**** GIVEN RECORDS ****

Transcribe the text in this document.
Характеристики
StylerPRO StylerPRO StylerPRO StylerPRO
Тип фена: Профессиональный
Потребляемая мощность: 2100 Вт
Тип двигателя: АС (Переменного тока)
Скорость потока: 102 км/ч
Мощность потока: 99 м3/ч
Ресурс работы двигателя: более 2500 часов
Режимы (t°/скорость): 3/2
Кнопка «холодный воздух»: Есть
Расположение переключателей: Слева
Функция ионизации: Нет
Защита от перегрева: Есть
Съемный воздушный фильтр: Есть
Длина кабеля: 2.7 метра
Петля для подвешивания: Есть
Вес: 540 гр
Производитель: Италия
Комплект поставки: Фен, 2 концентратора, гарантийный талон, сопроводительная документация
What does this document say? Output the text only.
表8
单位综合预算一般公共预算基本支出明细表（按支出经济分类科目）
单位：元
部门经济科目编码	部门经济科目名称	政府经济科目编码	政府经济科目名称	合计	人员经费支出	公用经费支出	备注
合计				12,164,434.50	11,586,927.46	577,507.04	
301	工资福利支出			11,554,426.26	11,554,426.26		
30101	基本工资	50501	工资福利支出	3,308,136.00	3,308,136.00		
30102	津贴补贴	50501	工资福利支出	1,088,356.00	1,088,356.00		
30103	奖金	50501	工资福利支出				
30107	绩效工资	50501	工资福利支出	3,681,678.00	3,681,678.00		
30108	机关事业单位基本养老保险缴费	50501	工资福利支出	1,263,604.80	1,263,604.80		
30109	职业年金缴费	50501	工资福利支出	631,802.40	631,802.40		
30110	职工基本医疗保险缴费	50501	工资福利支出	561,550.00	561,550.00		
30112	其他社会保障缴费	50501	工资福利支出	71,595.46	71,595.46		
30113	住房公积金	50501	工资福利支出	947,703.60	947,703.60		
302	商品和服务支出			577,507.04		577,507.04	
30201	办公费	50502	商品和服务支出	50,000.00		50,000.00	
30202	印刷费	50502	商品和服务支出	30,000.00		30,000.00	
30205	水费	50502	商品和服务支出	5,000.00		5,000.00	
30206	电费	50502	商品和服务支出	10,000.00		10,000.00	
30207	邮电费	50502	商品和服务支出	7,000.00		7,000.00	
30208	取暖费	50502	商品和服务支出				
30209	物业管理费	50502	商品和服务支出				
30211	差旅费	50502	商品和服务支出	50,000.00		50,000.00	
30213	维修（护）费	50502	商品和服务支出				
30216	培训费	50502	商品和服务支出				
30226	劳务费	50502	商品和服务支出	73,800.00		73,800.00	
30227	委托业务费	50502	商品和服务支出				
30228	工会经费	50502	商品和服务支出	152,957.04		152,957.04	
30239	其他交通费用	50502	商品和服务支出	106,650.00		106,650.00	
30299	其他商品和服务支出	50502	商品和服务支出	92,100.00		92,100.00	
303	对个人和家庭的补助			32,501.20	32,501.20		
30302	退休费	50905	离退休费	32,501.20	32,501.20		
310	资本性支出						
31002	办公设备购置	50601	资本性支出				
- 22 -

****

## TO BE DONE
Write the data back out verbatim.

## REPLY TO THE EXERCISE
Transcribe the text in this document.
Характеристики
StylerPRO StylerPRO StylerPRO StylerPRO
Тип фена: Профессиональный
Потребляемая мощность: 2100 Вт
Тип двигателя: АС (Переменного тока)
Скорость потока: 102 км/ч
Мощность потока: 99 м3/ч
Ресурс работы двигателя: более 2500 часов
Режимы (t°/скорость): 3/2
Кнопка «холодный воздух»: Есть
Расположение переключателей: Слева
Функция ионизации: Нет
Защита от перегрева: Есть
Съемный воздушный фильтр: Есть
Длина кабеля: 2.7 метра
Петля для подвешивания: Есть
Вес: 540 гр
Производитель: Италия
Комплект поставки: Фен, 2 концентратора, гарантийный талон, сопроводительная документация
What does this document say? Output the text only.
表8
单位综合预算一般公共预算基本支出明细表（按支出经济分类科目）
单位：元
部门经济科目编码	部门经济科目名称	政府经济科目编码	政府经济科目名称	合计	人员经费支出	公用经费支出	备注
合计				12,164,434.50	11,586,927.46	577,507.04	
301	工资福利支出			11,554,426.26	11,554,426.26		
30101	基本工资	50501	工资福利支出	3,308,136.00	3,308,136.00		
30102	津贴补贴	50501	工资福利支出	1,088,356.00	1,088,356.00		
30103	奖金	50501	工资福利支出				
30107	绩效工资	50501	工资福利支出	3,681,678.00	3,681,678.00		
30108	机关事业单位基本养老保险缴费	50501	工资福利支出	1,263,604.80	1,263,604.80		
30109	职业年金缴费	50501	工资福利支出	631,802.40	631,802.40		
30110	职工基本医疗保险缴费	50501	工资福利支出	561,550.00	561,550.00		
30112	其他社会保障缴费	50501	工资福利支出	71,595.46	71,595.46		
30113	住房公积金	50501	工资福利支出	947,703.60	947,703.60		
302	商品和服务支出			577,507.04		577,507.04	
30201	办公费	50502	商品和服务支出	50,000.00		50,000.00	
30202	印刷费	50502	商品和服务支出	30,000.00		30,000.00	
30205	水费	50502	商品和服务支出	5,000.00		5,000.00	
30206	电费	50502	商品和服务支出	10,000.00		10,000.00	
30207	邮电费	50502	商品和服务支出	7,000.00		7,000.00	
30208	取暖费	50502	商品和服务支出				
30209	物业管理费	50502	商品和服务支出				
30211	差旅费	50502	商品和服务支出	50,000.00		50,000.00	
30213	维修（护）费	50502	商品和服务支出				
30216	培训费	50502	商品和服务支出				
30226	劳务费	50502	商品和服务支出	73,800.00		73,800.00	
30227	委托业务费	50502	商品和服务支出				
30228	工会经费	50502	商品和服务支出	152,957.04		152,957.04	
30239	其他交通费用	50502	商品和服务支出	106,650.00		106,650.00	
30299	其他商品和服务支出	50502	商品和服务支出	92,100.00		92,100.00	
303	对个人和家庭的补助			32,501.20	32,501.20		
30302	退休费	50905	离退休费	32,501.20	32,501.20		
310	资本性支出						
31002	办公设备购置	50601	资本性支出				
- 22 -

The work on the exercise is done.